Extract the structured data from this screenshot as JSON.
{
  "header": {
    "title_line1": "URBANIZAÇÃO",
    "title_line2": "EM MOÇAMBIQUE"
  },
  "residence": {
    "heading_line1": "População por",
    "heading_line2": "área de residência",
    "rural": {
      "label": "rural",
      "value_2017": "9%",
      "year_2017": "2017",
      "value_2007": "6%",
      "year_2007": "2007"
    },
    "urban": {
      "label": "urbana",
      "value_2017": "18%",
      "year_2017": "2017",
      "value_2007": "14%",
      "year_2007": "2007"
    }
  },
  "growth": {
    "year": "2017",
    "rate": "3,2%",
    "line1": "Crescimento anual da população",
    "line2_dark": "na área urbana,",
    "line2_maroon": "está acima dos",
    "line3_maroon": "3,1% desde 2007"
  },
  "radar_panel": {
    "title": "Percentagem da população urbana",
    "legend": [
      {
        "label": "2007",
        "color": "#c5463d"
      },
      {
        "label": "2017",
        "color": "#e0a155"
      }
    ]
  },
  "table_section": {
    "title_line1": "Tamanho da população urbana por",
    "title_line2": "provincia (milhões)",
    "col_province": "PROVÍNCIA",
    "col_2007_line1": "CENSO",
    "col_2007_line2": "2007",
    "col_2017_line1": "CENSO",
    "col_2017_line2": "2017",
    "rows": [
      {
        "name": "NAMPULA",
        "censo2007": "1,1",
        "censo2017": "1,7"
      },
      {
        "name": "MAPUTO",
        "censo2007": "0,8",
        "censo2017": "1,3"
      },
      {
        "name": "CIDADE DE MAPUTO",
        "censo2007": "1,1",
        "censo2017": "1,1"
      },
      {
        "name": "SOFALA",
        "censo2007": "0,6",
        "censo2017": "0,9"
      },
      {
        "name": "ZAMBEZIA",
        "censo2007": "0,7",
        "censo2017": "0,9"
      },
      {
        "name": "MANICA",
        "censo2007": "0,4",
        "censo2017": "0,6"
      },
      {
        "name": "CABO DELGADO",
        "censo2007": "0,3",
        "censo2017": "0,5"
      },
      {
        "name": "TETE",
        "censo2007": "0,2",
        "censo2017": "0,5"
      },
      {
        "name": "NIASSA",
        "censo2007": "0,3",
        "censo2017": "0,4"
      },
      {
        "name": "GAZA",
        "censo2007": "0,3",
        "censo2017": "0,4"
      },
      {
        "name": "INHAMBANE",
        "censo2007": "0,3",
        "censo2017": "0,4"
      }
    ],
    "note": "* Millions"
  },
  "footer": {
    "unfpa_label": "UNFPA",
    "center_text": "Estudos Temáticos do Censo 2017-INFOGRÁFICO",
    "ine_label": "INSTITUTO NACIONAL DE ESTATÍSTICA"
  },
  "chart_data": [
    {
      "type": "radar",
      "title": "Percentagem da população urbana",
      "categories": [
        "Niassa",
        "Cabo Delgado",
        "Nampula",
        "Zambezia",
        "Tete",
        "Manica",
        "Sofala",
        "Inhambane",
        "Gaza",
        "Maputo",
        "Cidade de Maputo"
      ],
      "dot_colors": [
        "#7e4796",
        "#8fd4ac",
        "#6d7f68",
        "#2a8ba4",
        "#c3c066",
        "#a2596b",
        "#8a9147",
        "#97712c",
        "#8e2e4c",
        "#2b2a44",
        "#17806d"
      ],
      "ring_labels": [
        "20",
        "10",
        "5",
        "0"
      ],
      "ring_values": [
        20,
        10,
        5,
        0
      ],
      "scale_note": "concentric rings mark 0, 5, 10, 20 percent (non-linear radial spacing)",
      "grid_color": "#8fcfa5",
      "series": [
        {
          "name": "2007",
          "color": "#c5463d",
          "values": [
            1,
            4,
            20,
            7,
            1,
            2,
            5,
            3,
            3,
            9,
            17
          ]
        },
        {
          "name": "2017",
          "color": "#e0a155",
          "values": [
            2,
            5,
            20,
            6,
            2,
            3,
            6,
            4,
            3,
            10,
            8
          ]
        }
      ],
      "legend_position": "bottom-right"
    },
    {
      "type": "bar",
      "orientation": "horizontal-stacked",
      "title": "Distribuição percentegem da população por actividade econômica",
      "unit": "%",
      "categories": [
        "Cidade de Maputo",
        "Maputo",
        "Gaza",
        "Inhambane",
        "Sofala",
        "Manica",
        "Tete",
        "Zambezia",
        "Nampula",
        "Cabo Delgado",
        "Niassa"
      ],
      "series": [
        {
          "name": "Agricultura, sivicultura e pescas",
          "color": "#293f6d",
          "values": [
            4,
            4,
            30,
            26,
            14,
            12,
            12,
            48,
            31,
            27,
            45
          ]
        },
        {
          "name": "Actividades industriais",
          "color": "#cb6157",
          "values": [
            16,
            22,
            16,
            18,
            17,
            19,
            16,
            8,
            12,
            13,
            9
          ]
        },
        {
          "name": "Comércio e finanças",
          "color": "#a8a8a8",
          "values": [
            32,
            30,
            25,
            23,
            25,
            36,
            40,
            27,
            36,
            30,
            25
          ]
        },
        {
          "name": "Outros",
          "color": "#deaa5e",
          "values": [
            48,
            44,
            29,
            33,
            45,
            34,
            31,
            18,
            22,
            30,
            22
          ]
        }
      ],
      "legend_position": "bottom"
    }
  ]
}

+===+

**TASK INSTRUCTIONS**.
Reproduce the entries above in full, verbatim.

**REPLY TO THE TASK**.
Extract the structured data from this screenshot as JSON.
{
  "header": {
    "title_line1": "URBANIZAÇÃO",
    "title_line2": "EM MOÇAMBIQUE"
  },
  "residence": {
    "heading_line1": "População por",
    "heading_line2": "área de residência",
    "rural": {
      "label": "rural",
      "value_2017": "9%",
      "year_2017": "2017",
      "value_2007": "6%",
      "year_2007": "2007"
    },
    "urban": {
      "label": "urbana",
      "value_2017": "18%",
      "year_2017": "2017",
      "value_2007": "14%",
      "year_2007": "2007"
    }
  },
  "growth": {
    "year": "2017",
    "rate": "3,2%",
    "line1": "Crescimento anual da população",
    "line2_dark": "na área urbana,",
    "line2_maroon": "está acima dos",
    "line3_maroon": "3,1% desde 2007"
  },
  "radar_panel": {
    "title": "Percentagem da população urbana",
    "legend": [
      {
        "label": "2007",
        "color": "#c5463d"
      },
      {
        "label": "2017",
        "color": "#e0a155"
      }
    ]
  },
  "table_section": {
    "title_line1": "Tamanho da população urbana por",
    "title_line2": "provincia (milhões)",
    "col_province": "PROVÍNCIA",
    "col_2007_line1": "CENSO",
    "col_2007_line2": "2007",
    "col_2017_line1": "CENSO",
    "col_2017_line2": "2017",
    "rows": [
      {
        "name": "NAMPULA",
        "censo2007": "1,1",
        "censo2017": "1,7"
      },
      {
        "name": "MAPUTO",
        "censo2007": "0,8",
        "censo2017": "1,3"
      },
      {
        "name": "CIDADE DE MAPUTO",
        "censo2007": "1,1",
        "censo2017": "1,1"
      },
      {
        "name": "SOFALA",
        "censo2007": "0,6",
        "censo2017": "0,9"
      },
      {
        "name": "ZAMBEZIA",
        "censo2007": "0,7",
        "censo2017": "0,9"
      },
      {
        "name": "MANICA",
        "censo2007": "0,4",
        "censo2017": "0,6"
      },
      {
        "name": "CABO DELGADO",
        "censo2007": "0,3",
        "censo2017": "0,5"
      },
      {
        "name": "TETE",
        "censo2007": "0,2",
        "censo2017": "0,5"
      },
      {
        "name": "NIASSA",
        "censo2007": "0,3",
        "censo2017": "0,4"
      },
      {
        "name": "GAZA",
        "censo2007": "0,3",
        "censo2017": "0,4"
      },
      {
        "name": "INHAMBANE",
        "censo2007": "0,3",
        "censo2017": "0,4"
      }
    ],
    "note": "* Millions"
  },
  "footer": {
    "unfpa_label": "UNFPA",
    "center_text": "Estudos Temáticos do Censo 2017-INFOGRÁFICO",
    "ine_label": "INSTITUTO NACIONAL DE ESTATÍSTICA"
  },
  "chart_data": [
    {
      "type": "radar",
      "title": "Percentagem da população urbana",
      "categories": [
        "Niassa",
        "Cabo Delgado",
        "Nampula",
        "Zambezia",
        "Tete",
        "Manica",
        "Sofala",
        "Inhambane",
        "Gaza",
        "Maputo",
        "Cidade de Maputo"
      ],
      "dot_colors": [
        "#7e4796",
        "#8fd4ac",
        "#6d7f68",
        "#2a8ba4",
        "#c3c066",
        "#a2596b",
        "#8a9147",
        "#97712c",
        "#8e2e4c",
        "#2b2a44",
        "#17806d"
      ],
      "ring_labels": [
        "20",
        "10",
        "5",
        "0"
      ],
      "ring_values": [
        20,
        10,
        5,
        0
      ],
      "scale_note": "concentric rings mark 0, 5, 10, 20 percent (non-linear radial spacing)",
      "grid_color": "#8fcfa5",
      "series": [
        {
          "name": "2007",
          "color": "#c5463d",
          "values": [
            1,
            4,
            20,
            7,
            1,
            2,
            5,
            3,
            3,
            9,
            17
          ]
        },
        {
          "name": "2017",
          "color": "#e0a155",
          "values": [
            2,
            5,
            20,
            6,
            2,
            3,
            6,
            4,
            3,
            10,
            8
          ]
        }
      ],
      "legend_position": "bottom-right"
    },
    {
      "type": "bar",
      "orientation": "horizontal-stacked",
      "title": "Distribuição percentegem da população por actividade econômica",
      "unit": "%",
      "categories": [
        "Cidade de Maputo",
        "Maputo",
        "Gaza",
        "Inhambane",
        "Sofala",
        "Manica",
        "Tete",
        "Zambezia",
        "Nampula",
        "Cabo Delgado",
        "Niassa"
      ],
      "series": [
        {
          "name": "Agricultura, sivicultura e pescas",
          "color": "#293f6d",
          "values": [
            4,
            4,
            30,
            26,
            14,
            12,
            12,
            48,
            31,
            27,
            45
          ]
        },
        {
          "name": "Actividades industriais",
          "color": "#cb6157",
          "values": [
            16,
            22,
            16,
            18,
            17,
            19,
            16,
            8,
            12,
            13,
            9
          ]
        },
        {
          "name": "Comércio e finanças",
          "color": "#a8a8a8",
          "values": [
            32,
            30,
            25,
            23,
            25,
            36,
            40,
            27,
            36,
            30,
            25
          ]
        },
        {
          "name": "Outros",
          "color": "#deaa5e",
          "values": [
            48,
            44,
            29,
            33,
            45,
            34,
            31,
            18,
            22,
            30,
            22
          ]
        }
      ],
      "legend_position": "bottom"
    }
  ]
}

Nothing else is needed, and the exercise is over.